Information provided:
==================================================

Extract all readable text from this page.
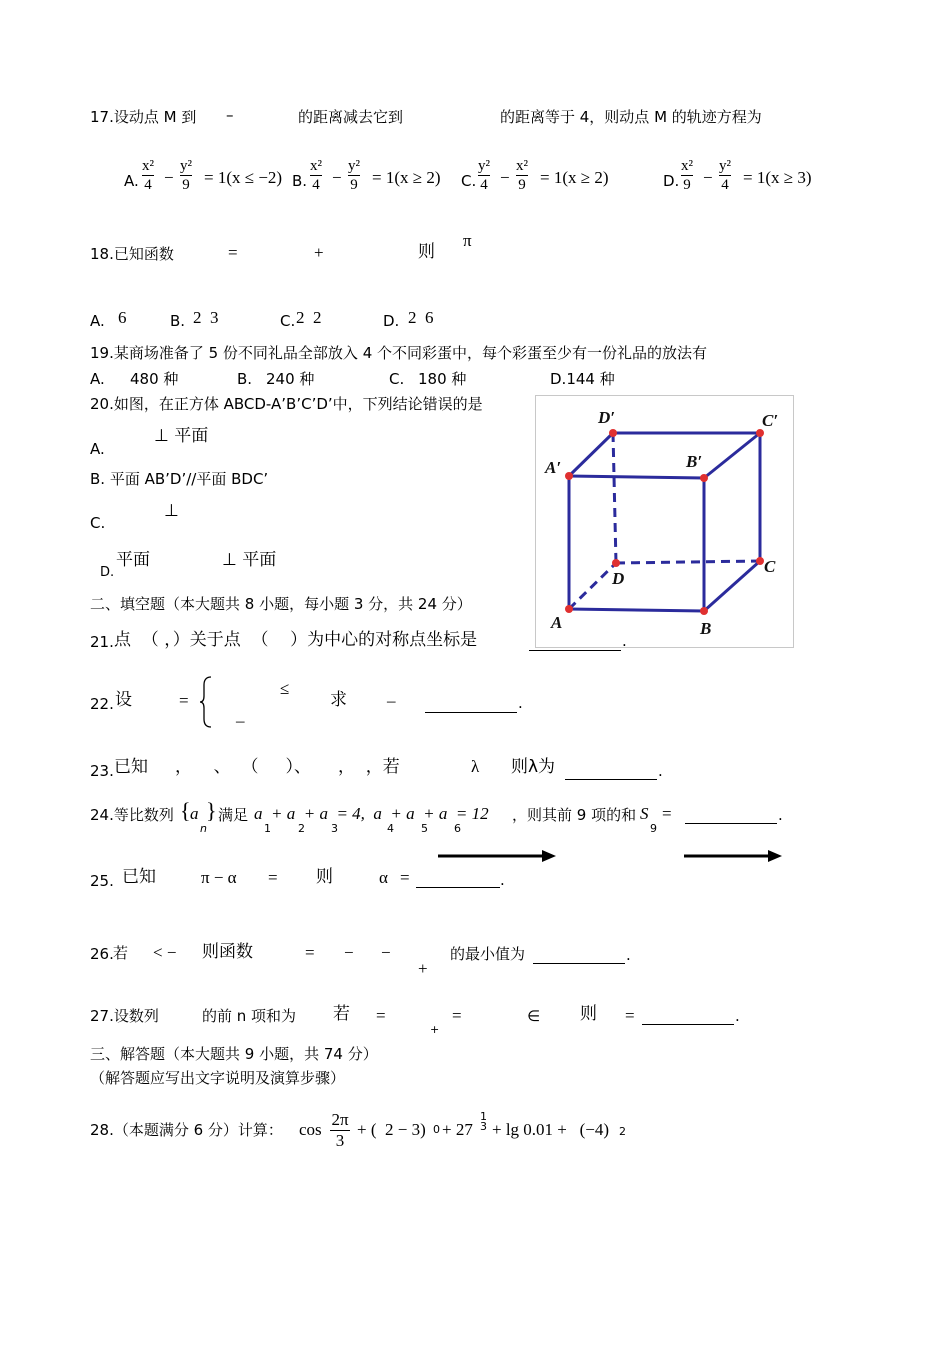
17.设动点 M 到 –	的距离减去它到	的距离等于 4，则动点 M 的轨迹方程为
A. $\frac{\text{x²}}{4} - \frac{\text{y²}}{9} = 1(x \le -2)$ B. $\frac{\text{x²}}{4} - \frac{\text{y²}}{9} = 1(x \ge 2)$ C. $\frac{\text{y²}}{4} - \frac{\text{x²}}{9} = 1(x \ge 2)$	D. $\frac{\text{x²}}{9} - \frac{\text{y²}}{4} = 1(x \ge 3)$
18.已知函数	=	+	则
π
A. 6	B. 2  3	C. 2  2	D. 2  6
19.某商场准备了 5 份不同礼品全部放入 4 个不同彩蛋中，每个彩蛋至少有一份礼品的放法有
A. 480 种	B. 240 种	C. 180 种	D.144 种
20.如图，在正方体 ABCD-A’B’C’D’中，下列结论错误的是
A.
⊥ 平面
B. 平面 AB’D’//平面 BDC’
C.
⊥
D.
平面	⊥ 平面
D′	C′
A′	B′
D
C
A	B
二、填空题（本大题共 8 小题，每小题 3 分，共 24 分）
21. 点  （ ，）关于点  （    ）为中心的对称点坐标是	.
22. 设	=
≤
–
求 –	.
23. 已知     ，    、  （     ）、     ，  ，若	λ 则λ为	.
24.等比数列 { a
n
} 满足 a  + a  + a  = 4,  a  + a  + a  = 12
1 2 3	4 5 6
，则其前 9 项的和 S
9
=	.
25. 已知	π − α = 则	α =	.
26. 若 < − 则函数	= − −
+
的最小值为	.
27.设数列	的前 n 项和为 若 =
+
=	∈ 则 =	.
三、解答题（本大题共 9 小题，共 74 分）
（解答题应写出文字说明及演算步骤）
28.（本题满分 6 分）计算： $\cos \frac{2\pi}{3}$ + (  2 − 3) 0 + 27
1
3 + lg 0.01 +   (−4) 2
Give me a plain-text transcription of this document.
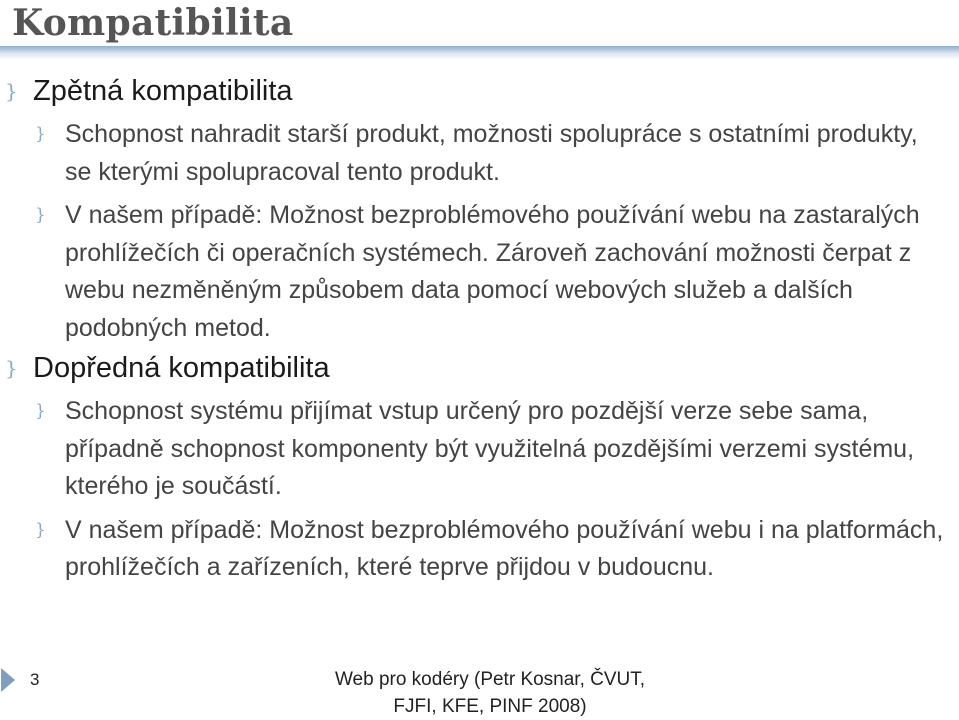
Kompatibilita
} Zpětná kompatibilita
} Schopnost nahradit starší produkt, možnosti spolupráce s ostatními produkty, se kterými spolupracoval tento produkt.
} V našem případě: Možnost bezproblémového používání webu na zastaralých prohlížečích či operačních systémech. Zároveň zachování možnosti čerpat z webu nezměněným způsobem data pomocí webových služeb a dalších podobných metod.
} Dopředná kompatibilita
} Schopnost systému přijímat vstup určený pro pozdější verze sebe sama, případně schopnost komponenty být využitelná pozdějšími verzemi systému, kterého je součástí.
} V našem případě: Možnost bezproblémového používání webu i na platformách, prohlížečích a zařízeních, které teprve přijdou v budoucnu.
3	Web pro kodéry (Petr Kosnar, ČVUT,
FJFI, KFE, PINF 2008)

==================================================

Written task: Without the pictures, extract every entry verbatim.

Finished task:
Extract all readable text from this page.
17.设动点 M 到 –	的距离减去它到	的距离等于 4，则动点 M 的轨迹方程为
A. $\frac{\text{x²}}{4} - \frac{\text{y²}}{9} = 1(x \le -2)$ B. $\frac{\text{x²}}{4} - \frac{\text{y²}}{9} = 1(x \ge 2)$ C. $\frac{\text{y²}}{4} - \frac{\text{x²}}{9} = 1(x \ge 2)$	D. $\frac{\text{x²}}{9} - \frac{\text{y²}}{4} = 1(x \ge 3)$
18.已知函数	=	+	则
π
A. 6	B. 2  3	C. 2  2	D. 2  6
19.某商场准备了 5 份不同礼品全部放入 4 个不同彩蛋中，每个彩蛋至少有一份礼品的放法有
A. 480 种	B. 240 种	C. 180 种	D.144 种
20.如图，在正方体 ABCD-A’B’C’D’中，下列结论错误的是
A.
⊥ 平面
B. 平面 AB’D’//平面 BDC’
C.
⊥
D.
平面	⊥ 平面
D′	C′
A′	B′
D
C
A	B
二、填空题（本大题共 8 小题，每小题 3 分，共 24 分）
21. 点  （ ，）关于点  （    ）为中心的对称点坐标是	.
22. 设	=
≤
–
求 –	.
23. 已知     ，    、  （     ）、     ，  ，若	λ 则λ为	.
24.等比数列 { a
n
} 满足 a  + a  + a  = 4,  a  + a  + a  = 12
1 2 3	4 5 6
，则其前 9 项的和 S
9
=	.
25. 已知	π − α = 则	α =	.
26. 若 < − 则函数	= − −
+
的最小值为	.
27.设数列	的前 n 项和为 若 =
+
=	∈ 则 =	.
三、解答题（本大题共 9 小题，共 74 分）
（解答题应写出文字说明及演算步骤）
28.（本题满分 6 分）计算： $\cos \frac{2\pi}{3}$ + (  2 − 3) 0 + 27
1
3 + lg 0.01 +   (−4) 2
Give me a plain-text transcription of this document.
Kompatibilita
} Zpětná kompatibilita
} Schopnost nahradit starší produkt, možnosti spolupráce s ostatními produkty, se kterými spolupracoval tento produkt.
} V našem případě: Možnost bezproblémového používání webu na zastaralých prohlížečích či operačních systémech. Zároveň zachování možnosti čerpat z webu nezměněným způsobem data pomocí webových služeb a dalších podobných metod.
} Dopředná kompatibilita
} Schopnost systému přijímat vstup určený pro pozdější verze sebe sama, případně schopnost komponenty být využitelná pozdějšími verzemi systému, kterého je součástí.
} V našem případě: Možnost bezproblémového používání webu i na platformách, prohlížečích a zařízeních, které teprve přijdou v budoucnu.
3	Web pro kodéry (Petr Kosnar, ČVUT,
FJFI, KFE, PINF 2008)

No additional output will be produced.